## WHAT THE EXERCISE ASKS
Each record below should be output verbatim, without pictures.

## Data records

■ ■ ■

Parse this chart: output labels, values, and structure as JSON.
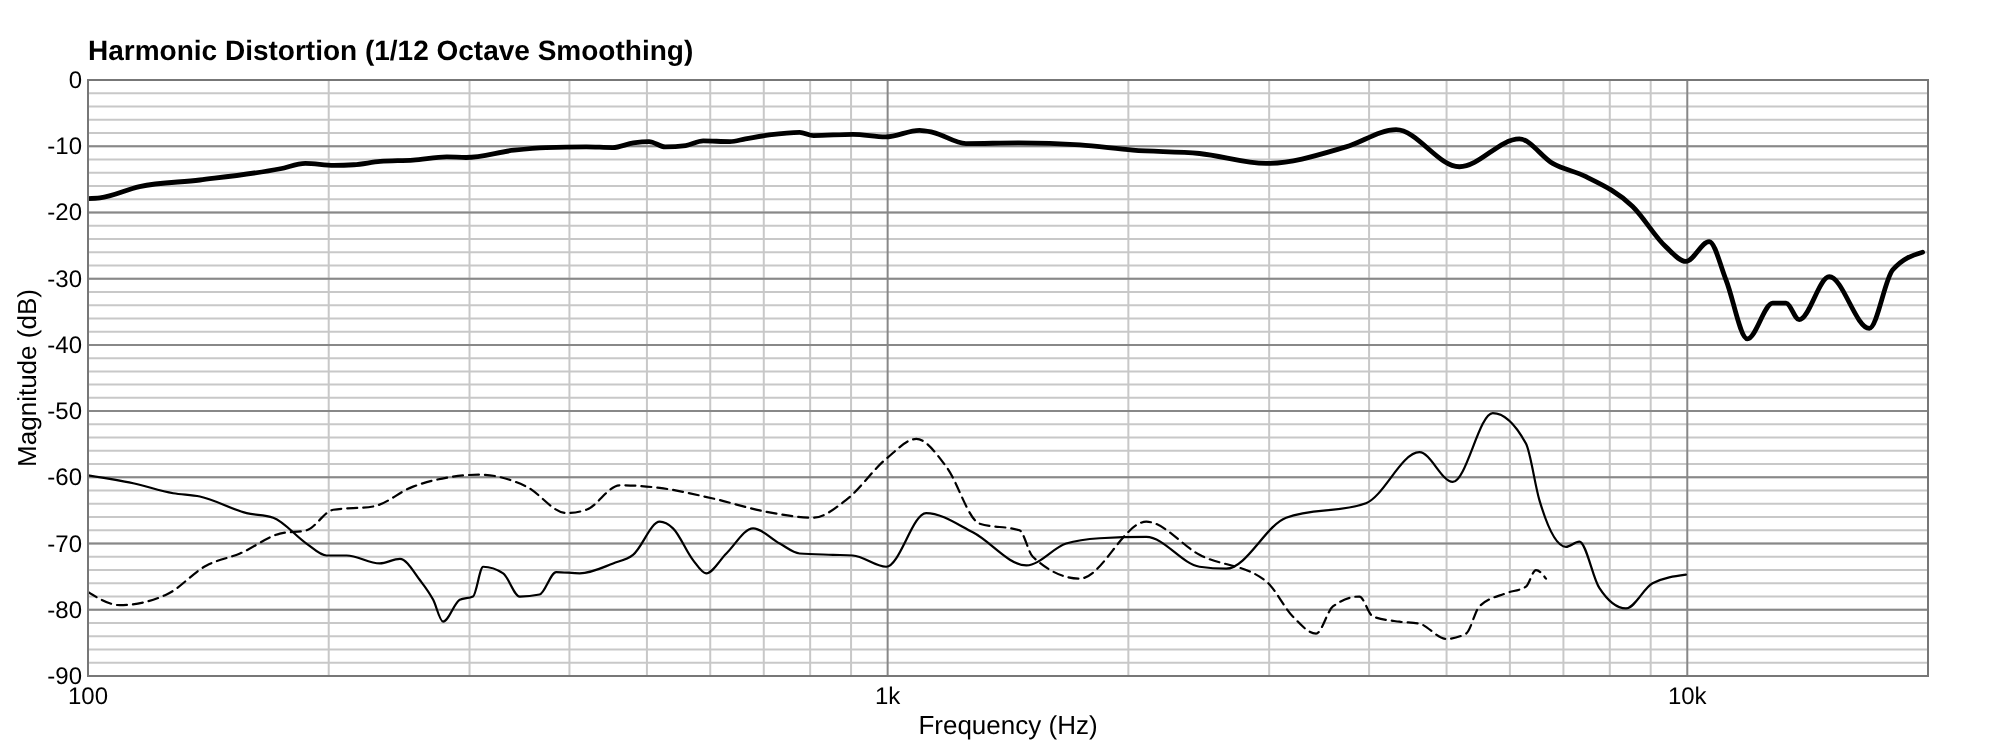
{
  "chart_data": {
    "type": "line",
    "title": "Harmonic Distortion (1/12 Octave Smoothing)",
    "xlabel": "Frequency (Hz)",
    "ylabel": "Magnitude (dB)",
    "log": "x",
    "grid": true,
    "xlim": [
      100,
      20000
    ],
    "ylim": [
      -90,
      0
    ],
    "xticks": [
      100,
      {
        "value": 1000,
        "label": "1k"
      },
      {
        "value": 10000,
        "label": "10k"
      }
    ],
    "yticks": [
      0,
      -10,
      -20,
      -30,
      -40,
      -50,
      -60,
      -70,
      -80,
      -90
    ],
    "series": [
      {
        "color": "#000000",
        "line_style": "solid",
        "x": [
          100,
          103.5,
          116,
          138,
          174,
          187,
          203,
          215,
          232,
          255,
          281,
          297,
          341,
          374,
          420,
          453,
          481,
          503,
          527,
          559,
          588,
          635,
          664,
          711,
          776,
          808,
          905,
          994,
          1096,
          1139,
          1253,
          1461,
          1740,
          2026,
          2455,
          2974,
          3743,
          4323,
          5188,
          6166,
          6787,
          7470,
          8544,
          9404,
          9960,
          10650,
          11180,
          11890,
          12790,
          13290,
          13800,
          15050,
          16890,
          18060,
          19690
        ],
        "values": [
          -17.9,
          -17.8,
          -16.1,
          -15.1,
          -13.4,
          -12.6,
          -12.9,
          -12.8,
          -12.3,
          -12.1,
          -11.6,
          -11.7,
          -10.6,
          -10.2,
          -10.1,
          -10.2,
          -9.5,
          -9.3,
          -10.1,
          -9.9,
          -9.2,
          -9.3,
          -8.9,
          -8.3,
          -7.9,
          -8.4,
          -8.2,
          -8.6,
          -7.6,
          -7.9,
          -9.6,
          -9.5,
          -9.8,
          -10.6,
          -11.1,
          -12.6,
          -10.1,
          -7.5,
          -13.1,
          -8.9,
          -12.6,
          -14.6,
          -19.1,
          -25.2,
          -27.4,
          -24.4,
          -30.2,
          -39.1,
          -33.7,
          -33.7,
          -36.2,
          -29.7,
          -37.5,
          -28.7,
          -26.0
        ]
      },
      {
        "color": "#000000",
        "line_style": "solid",
        "x": [
          100,
          113.9,
          127.8,
          138,
          157.9,
          170.5,
          187.6,
          198.7,
          210.6,
          231.7,
          245.5,
          260,
          270.2,
          278,
          291.7,
          303,
          312,
          330.5,
          346.7,
          367,
          385,
          412,
          453.6,
          480.4,
          518.8,
          539,
          571,
          593,
          628.5,
          678.8,
          733,
          776,
          854.5,
          904.6,
          996,
          1117,
          1278,
          1491,
          1672,
          1841,
          2106,
          2455,
          2651,
          3150,
          3964,
          4624,
          5090,
          5711,
          6284,
          6531,
          7052,
          7328,
          7762,
          8381,
          9048,
          9960
        ],
        "values": [
          -59.7,
          -60.9,
          -62.4,
          -62.9,
          -65.4,
          -66.1,
          -70.0,
          -71.8,
          -71.8,
          -73.0,
          -72.3,
          -75.5,
          -78.5,
          -81.8,
          -78.5,
          -78.0,
          -73.5,
          -74.5,
          -78.0,
          -77.7,
          -74.3,
          -74.5,
          -73.0,
          -71.7,
          -66.7,
          -67.7,
          -72.5,
          -74.5,
          -71.5,
          -67.7,
          -70.0,
          -71.5,
          -71.7,
          -71.8,
          -73.5,
          -65.4,
          -68.3,
          -73.3,
          -70.0,
          -69.2,
          -69.0,
          -73.5,
          -73.8,
          -66.1,
          -63.9,
          -56.2,
          -60.7,
          -50.3,
          -54.9,
          -63.4,
          -70.5,
          -69.7,
          -76.7,
          -79.8,
          -76.0,
          -74.7
        ]
      },
      {
        "color": "#000000",
        "line_style": "dashed",
        "x": [
          100,
          109.6,
          125.4,
          140.7,
          154.9,
          173.8,
          187.6,
          202.6,
          227.3,
          255,
          309,
          353.5,
          396.5,
          420,
          462.4,
          518.8,
          604.8,
          705.1,
          806.6,
          887.6,
          996,
          1086,
          1184,
          1303,
          1462,
          1519,
          1738,
          2106,
          2455,
          2974,
          3211,
          3434,
          3604,
          3890,
          4043,
          4365,
          4624,
          4993,
          5288,
          5495,
          5933,
          6284,
          6468,
          6657
        ],
        "values": [
          -77.3,
          -79.3,
          -77.7,
          -73.3,
          -71.5,
          -68.5,
          -68.0,
          -64.9,
          -64.4,
          -61.4,
          -59.6,
          -61.4,
          -65.4,
          -64.9,
          -61.2,
          -61.6,
          -63.2,
          -65.2,
          -66.1,
          -63.4,
          -57.2,
          -54.2,
          -58.4,
          -67.0,
          -68.0,
          -72.0,
          -75.3,
          -66.7,
          -71.7,
          -75.7,
          -81.0,
          -83.6,
          -79.5,
          -78.0,
          -81.0,
          -81.8,
          -82.1,
          -84.4,
          -83.6,
          -79.5,
          -77.5,
          -76.5,
          -74.0,
          -75.3
        ]
      }
    ]
  }
}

■ ■ ■

## SOLUTION FOR THIS EXERCISE
Parse this chart: output labels, values, and structure as JSON.
{
  "chart_data": {
    "type": "line",
    "title": "Harmonic Distortion (1/12 Octave Smoothing)",
    "xlabel": "Frequency (Hz)",
    "ylabel": "Magnitude (dB)",
    "log": "x",
    "grid": true,
    "xlim": [
      100,
      20000
    ],
    "ylim": [
      -90,
      0
    ],
    "xticks": [
      100,
      {
        "value": 1000,
        "label": "1k"
      },
      {
        "value": 10000,
        "label": "10k"
      }
    ],
    "yticks": [
      0,
      -10,
      -20,
      -30,
      -40,
      -50,
      -60,
      -70,
      -80,
      -90
    ],
    "series": [
      {
        "color": "#000000",
        "line_style": "solid",
        "x": [
          100,
          103.5,
          116,
          138,
          174,
          187,
          203,
          215,
          232,
          255,
          281,
          297,
          341,
          374,
          420,
          453,
          481,
          503,
          527,
          559,
          588,
          635,
          664,
          711,
          776,
          808,
          905,
          994,
          1096,
          1139,
          1253,
          1461,
          1740,
          2026,
          2455,
          2974,
          3743,
          4323,
          5188,
          6166,
          6787,
          7470,
          8544,
          9404,
          9960,
          10650,
          11180,
          11890,
          12790,
          13290,
          13800,
          15050,
          16890,
          18060,
          19690
        ],
        "values": [
          -17.9,
          -17.8,
          -16.1,
          -15.1,
          -13.4,
          -12.6,
          -12.9,
          -12.8,
          -12.3,
          -12.1,
          -11.6,
          -11.7,
          -10.6,
          -10.2,
          -10.1,
          -10.2,
          -9.5,
          -9.3,
          -10.1,
          -9.9,
          -9.2,
          -9.3,
          -8.9,
          -8.3,
          -7.9,
          -8.4,
          -8.2,
          -8.6,
          -7.6,
          -7.9,
          -9.6,
          -9.5,
          -9.8,
          -10.6,
          -11.1,
          -12.6,
          -10.1,
          -7.5,
          -13.1,
          -8.9,
          -12.6,
          -14.6,
          -19.1,
          -25.2,
          -27.4,
          -24.4,
          -30.2,
          -39.1,
          -33.7,
          -33.7,
          -36.2,
          -29.7,
          -37.5,
          -28.7,
          -26.0
        ]
      },
      {
        "color": "#000000",
        "line_style": "solid",
        "x": [
          100,
          113.9,
          127.8,
          138,
          157.9,
          170.5,
          187.6,
          198.7,
          210.6,
          231.7,
          245.5,
          260,
          270.2,
          278,
          291.7,
          303,
          312,
          330.5,
          346.7,
          367,
          385,
          412,
          453.6,
          480.4,
          518.8,
          539,
          571,
          593,
          628.5,
          678.8,
          733,
          776,
          854.5,
          904.6,
          996,
          1117,
          1278,
          1491,
          1672,
          1841,
          2106,
          2455,
          2651,
          3150,
          3964,
          4624,
          5090,
          5711,
          6284,
          6531,
          7052,
          7328,
          7762,
          8381,
          9048,
          9960
        ],
        "values": [
          -59.7,
          -60.9,
          -62.4,
          -62.9,
          -65.4,
          -66.1,
          -70.0,
          -71.8,
          -71.8,
          -73.0,
          -72.3,
          -75.5,
          -78.5,
          -81.8,
          -78.5,
          -78.0,
          -73.5,
          -74.5,
          -78.0,
          -77.7,
          -74.3,
          -74.5,
          -73.0,
          -71.7,
          -66.7,
          -67.7,
          -72.5,
          -74.5,
          -71.5,
          -67.7,
          -70.0,
          -71.5,
          -71.7,
          -71.8,
          -73.5,
          -65.4,
          -68.3,
          -73.3,
          -70.0,
          -69.2,
          -69.0,
          -73.5,
          -73.8,
          -66.1,
          -63.9,
          -56.2,
          -60.7,
          -50.3,
          -54.9,
          -63.4,
          -70.5,
          -69.7,
          -76.7,
          -79.8,
          -76.0,
          -74.7
        ]
      },
      {
        "color": "#000000",
        "line_style": "dashed",
        "x": [
          100,
          109.6,
          125.4,
          140.7,
          154.9,
          173.8,
          187.6,
          202.6,
          227.3,
          255,
          309,
          353.5,
          396.5,
          420,
          462.4,
          518.8,
          604.8,
          705.1,
          806.6,
          887.6,
          996,
          1086,
          1184,
          1303,
          1462,
          1519,
          1738,
          2106,
          2455,
          2974,
          3211,
          3434,
          3604,
          3890,
          4043,
          4365,
          4624,
          4993,
          5288,
          5495,
          5933,
          6284,
          6468,
          6657
        ],
        "values": [
          -77.3,
          -79.3,
          -77.7,
          -73.3,
          -71.5,
          -68.5,
          -68.0,
          -64.9,
          -64.4,
          -61.4,
          -59.6,
          -61.4,
          -65.4,
          -64.9,
          -61.2,
          -61.6,
          -63.2,
          -65.2,
          -66.1,
          -63.4,
          -57.2,
          -54.2,
          -58.4,
          -67.0,
          -68.0,
          -72.0,
          -75.3,
          -66.7,
          -71.7,
          -75.7,
          -81.0,
          -83.6,
          -79.5,
          -78.0,
          -81.0,
          -81.8,
          -82.1,
          -84.4,
          -83.6,
          -79.5,
          -77.5,
          -76.5,
          -74.0,
          -75.3
        ]
      }
    ]
  }
}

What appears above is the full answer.